Your objective |
Copy all lines of the listing that include the string "semi".
═══ Available records ═══
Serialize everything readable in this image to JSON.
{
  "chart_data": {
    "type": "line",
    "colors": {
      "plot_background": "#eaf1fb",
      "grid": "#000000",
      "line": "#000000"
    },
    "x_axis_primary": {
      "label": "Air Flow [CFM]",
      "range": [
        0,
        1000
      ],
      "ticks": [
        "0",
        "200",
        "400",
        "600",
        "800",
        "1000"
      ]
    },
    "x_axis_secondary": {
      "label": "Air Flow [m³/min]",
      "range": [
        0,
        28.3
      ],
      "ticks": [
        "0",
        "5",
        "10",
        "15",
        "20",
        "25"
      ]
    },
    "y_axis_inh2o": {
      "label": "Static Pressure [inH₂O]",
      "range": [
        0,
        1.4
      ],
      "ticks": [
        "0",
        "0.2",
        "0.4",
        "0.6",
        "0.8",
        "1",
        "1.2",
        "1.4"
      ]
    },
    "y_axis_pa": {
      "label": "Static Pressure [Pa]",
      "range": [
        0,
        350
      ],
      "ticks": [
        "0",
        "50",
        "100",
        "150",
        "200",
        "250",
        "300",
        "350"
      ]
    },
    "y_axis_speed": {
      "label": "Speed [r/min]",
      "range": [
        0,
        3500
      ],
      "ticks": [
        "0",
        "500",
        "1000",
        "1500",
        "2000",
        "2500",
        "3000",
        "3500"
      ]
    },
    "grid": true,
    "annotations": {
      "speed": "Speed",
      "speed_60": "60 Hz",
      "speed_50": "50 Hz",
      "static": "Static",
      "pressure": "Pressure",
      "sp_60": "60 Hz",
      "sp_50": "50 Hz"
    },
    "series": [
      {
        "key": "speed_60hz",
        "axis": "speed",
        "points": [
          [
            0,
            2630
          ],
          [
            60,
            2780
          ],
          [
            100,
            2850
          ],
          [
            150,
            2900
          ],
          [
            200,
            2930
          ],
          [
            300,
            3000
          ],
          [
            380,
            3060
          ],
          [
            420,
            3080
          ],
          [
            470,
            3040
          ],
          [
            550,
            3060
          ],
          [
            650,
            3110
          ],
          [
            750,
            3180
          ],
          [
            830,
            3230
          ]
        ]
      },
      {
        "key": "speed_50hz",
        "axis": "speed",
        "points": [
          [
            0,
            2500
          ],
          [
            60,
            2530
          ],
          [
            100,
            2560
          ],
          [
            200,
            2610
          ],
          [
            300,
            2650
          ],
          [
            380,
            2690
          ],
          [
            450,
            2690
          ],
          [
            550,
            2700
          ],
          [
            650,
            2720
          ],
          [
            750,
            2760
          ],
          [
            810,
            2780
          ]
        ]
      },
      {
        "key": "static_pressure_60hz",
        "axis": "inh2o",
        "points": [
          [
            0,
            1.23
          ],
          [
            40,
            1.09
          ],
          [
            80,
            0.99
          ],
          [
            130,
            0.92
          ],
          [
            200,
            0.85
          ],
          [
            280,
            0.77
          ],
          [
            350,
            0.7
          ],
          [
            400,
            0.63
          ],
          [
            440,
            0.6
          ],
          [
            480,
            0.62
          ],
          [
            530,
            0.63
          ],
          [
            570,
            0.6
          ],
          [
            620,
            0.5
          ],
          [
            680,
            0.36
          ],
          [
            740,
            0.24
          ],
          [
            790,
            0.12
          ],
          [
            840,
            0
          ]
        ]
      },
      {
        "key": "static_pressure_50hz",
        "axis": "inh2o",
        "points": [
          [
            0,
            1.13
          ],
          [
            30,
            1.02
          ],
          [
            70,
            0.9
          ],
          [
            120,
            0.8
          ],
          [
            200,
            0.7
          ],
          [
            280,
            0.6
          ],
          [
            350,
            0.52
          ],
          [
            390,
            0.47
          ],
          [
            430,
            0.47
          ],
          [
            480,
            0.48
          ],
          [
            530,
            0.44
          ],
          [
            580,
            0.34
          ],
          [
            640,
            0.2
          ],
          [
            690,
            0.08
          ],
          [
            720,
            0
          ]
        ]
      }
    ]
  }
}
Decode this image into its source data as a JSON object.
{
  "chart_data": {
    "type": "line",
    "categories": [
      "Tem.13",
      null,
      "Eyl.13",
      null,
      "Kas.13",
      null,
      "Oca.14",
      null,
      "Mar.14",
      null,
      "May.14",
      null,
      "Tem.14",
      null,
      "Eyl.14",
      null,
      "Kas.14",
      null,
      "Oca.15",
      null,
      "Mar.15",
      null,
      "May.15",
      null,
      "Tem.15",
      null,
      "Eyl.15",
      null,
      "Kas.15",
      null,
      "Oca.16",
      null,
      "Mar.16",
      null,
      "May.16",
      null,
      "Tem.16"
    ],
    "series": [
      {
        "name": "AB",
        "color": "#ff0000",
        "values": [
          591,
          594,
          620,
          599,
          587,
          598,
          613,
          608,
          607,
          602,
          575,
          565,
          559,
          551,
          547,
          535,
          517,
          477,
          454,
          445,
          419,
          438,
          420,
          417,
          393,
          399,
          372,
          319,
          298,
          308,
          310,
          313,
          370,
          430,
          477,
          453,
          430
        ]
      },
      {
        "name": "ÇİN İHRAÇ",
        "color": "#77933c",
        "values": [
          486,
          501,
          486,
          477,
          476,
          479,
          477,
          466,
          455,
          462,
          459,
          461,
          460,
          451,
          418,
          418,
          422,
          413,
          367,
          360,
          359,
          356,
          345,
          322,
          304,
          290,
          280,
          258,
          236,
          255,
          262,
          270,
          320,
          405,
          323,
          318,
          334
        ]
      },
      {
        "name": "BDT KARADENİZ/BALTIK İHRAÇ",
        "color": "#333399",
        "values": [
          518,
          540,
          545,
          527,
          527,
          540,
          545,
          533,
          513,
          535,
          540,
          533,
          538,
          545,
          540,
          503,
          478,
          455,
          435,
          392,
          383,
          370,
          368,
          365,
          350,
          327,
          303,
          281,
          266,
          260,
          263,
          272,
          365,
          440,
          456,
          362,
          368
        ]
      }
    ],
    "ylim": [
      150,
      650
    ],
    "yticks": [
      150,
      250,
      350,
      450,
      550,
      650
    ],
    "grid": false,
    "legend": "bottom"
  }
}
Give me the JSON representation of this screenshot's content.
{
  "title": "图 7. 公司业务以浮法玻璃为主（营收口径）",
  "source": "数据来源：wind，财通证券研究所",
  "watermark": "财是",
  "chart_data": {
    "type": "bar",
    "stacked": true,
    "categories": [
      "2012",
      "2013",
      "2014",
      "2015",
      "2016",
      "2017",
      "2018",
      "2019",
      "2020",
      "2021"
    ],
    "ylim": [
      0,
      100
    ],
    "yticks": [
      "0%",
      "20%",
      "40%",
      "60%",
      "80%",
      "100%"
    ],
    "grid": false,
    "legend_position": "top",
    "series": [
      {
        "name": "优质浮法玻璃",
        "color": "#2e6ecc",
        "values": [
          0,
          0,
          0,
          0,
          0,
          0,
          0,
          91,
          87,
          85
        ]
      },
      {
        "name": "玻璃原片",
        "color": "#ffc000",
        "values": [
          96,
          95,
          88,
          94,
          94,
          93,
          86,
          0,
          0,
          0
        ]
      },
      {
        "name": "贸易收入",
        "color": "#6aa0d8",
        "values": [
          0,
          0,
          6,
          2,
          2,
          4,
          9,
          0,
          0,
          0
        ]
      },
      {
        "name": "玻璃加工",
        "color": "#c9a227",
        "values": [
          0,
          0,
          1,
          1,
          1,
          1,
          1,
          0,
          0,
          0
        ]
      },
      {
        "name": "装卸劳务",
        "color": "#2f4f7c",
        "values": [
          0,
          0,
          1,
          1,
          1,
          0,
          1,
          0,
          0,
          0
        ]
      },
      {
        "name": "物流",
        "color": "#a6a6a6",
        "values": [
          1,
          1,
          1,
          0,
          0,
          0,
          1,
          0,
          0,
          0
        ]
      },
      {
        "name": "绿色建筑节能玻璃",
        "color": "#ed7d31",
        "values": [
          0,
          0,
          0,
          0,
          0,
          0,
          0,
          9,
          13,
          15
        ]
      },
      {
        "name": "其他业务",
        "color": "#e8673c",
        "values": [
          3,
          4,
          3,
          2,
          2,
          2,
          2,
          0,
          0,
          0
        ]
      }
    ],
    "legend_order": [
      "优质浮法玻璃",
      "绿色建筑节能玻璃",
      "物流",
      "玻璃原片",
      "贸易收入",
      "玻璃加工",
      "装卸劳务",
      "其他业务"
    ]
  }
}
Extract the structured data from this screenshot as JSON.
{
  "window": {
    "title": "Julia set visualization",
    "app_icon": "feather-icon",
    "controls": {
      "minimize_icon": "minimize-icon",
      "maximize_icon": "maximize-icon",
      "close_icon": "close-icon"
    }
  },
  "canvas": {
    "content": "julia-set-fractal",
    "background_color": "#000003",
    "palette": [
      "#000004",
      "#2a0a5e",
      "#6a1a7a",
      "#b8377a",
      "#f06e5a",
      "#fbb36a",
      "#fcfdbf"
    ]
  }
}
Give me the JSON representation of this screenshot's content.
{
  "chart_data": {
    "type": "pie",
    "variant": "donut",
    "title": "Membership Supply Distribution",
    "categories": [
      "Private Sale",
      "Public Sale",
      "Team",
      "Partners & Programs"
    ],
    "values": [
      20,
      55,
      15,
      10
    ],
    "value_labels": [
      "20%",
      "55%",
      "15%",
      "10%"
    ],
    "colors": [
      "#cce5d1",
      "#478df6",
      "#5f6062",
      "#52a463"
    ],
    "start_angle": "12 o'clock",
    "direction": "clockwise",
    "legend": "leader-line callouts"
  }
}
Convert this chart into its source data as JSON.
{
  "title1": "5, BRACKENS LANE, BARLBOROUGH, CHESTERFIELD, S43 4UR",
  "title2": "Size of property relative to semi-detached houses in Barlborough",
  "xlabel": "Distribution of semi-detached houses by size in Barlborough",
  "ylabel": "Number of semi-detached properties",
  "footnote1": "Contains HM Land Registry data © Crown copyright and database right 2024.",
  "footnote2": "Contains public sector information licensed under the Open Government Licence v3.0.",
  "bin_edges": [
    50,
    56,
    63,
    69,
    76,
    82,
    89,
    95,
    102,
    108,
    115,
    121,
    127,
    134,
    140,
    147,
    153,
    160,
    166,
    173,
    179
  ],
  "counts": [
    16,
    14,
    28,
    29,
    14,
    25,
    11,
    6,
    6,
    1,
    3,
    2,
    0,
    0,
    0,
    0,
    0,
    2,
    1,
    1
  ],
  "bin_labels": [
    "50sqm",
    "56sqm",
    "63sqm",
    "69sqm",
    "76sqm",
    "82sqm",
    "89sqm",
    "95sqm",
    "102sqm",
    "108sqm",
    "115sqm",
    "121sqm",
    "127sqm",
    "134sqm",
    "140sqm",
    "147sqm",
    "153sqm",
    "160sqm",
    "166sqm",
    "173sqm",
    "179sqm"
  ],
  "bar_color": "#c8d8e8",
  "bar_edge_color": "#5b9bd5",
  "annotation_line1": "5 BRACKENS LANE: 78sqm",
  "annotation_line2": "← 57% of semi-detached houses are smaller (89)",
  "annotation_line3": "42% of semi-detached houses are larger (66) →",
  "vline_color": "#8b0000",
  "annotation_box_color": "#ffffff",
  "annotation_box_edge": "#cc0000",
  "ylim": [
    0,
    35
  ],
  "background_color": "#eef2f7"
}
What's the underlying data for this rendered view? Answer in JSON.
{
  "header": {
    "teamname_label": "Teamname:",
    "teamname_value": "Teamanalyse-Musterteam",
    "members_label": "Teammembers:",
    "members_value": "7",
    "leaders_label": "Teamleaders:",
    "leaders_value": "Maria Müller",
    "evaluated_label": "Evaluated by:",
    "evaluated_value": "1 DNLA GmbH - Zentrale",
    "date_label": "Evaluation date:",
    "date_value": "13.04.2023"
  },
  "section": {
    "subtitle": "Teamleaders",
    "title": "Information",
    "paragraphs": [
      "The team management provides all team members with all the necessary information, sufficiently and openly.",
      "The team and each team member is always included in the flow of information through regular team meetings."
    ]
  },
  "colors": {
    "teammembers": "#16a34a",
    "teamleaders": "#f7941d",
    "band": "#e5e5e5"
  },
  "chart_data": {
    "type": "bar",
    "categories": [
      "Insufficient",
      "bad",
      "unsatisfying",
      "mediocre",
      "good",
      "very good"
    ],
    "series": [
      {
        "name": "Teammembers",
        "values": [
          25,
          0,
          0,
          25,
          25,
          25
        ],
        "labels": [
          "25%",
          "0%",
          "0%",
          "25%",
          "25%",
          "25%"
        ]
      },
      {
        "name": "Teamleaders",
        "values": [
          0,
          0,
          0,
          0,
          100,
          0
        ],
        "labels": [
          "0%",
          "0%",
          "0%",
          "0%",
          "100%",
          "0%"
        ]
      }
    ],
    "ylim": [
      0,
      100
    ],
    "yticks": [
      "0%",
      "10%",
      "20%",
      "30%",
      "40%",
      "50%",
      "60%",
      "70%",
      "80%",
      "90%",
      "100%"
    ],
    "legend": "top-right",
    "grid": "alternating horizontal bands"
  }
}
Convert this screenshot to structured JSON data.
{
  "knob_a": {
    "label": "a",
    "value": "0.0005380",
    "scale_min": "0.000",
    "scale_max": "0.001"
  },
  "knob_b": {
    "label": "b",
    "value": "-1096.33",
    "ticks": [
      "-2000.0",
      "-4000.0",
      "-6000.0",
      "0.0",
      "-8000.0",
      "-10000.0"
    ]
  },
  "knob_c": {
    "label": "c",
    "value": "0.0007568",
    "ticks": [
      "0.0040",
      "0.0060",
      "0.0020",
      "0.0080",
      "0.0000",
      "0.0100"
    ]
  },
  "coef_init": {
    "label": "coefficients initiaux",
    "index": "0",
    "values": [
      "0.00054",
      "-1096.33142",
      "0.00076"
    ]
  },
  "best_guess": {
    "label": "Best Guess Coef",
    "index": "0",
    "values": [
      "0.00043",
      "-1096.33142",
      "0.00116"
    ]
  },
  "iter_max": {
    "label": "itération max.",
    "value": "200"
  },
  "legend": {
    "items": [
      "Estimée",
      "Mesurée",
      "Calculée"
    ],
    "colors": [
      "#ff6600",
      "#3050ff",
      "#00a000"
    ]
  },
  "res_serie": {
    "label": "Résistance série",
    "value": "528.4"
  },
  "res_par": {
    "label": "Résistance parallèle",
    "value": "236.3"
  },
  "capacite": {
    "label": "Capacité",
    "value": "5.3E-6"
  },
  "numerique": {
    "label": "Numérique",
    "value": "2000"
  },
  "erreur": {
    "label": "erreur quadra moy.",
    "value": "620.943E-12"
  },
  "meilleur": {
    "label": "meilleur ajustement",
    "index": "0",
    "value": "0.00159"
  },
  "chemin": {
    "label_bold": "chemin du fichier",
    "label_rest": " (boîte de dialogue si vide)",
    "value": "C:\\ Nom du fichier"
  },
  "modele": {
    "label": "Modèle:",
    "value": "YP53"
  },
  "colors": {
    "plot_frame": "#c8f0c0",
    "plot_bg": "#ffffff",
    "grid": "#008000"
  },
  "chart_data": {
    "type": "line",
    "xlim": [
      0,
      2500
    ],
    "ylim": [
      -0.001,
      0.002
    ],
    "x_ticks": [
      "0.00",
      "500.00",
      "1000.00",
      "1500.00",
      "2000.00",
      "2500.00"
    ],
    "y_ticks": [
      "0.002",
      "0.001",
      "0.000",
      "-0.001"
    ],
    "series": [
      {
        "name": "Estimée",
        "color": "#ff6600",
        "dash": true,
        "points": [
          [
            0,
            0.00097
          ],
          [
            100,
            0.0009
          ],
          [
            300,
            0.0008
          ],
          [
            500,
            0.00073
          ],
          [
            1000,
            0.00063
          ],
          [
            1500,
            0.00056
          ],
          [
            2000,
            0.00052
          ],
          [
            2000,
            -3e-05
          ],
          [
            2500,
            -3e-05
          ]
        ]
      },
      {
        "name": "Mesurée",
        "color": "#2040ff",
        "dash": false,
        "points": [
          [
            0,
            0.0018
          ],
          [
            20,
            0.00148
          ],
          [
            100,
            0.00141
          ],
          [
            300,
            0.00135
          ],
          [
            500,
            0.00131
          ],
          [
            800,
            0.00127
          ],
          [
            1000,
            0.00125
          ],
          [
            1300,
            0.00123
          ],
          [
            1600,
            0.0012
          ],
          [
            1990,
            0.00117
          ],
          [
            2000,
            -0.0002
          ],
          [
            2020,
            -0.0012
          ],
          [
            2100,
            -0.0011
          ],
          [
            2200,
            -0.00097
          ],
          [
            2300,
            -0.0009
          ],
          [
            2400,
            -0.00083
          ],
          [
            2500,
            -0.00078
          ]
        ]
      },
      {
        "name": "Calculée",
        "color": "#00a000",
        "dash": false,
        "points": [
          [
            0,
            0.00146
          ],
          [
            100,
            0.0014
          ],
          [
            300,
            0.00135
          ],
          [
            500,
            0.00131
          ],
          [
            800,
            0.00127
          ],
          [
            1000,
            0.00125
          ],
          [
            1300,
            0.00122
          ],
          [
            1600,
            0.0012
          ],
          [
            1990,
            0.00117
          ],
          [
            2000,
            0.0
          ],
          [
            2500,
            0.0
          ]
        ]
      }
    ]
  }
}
═══
The answer |
  "title2": "Size of property relative to semi-detached houses in Barlborough",
  "xlabel": "Distribution of semi-detached houses by size in Barlborough",
  "ylabel": "Number of semi-detached properties",
  "annotation_line2": "← 57% of semi-detached houses are smaller (89)",
  "annotation_line3": "42% of semi-detached houses are larger (66) →",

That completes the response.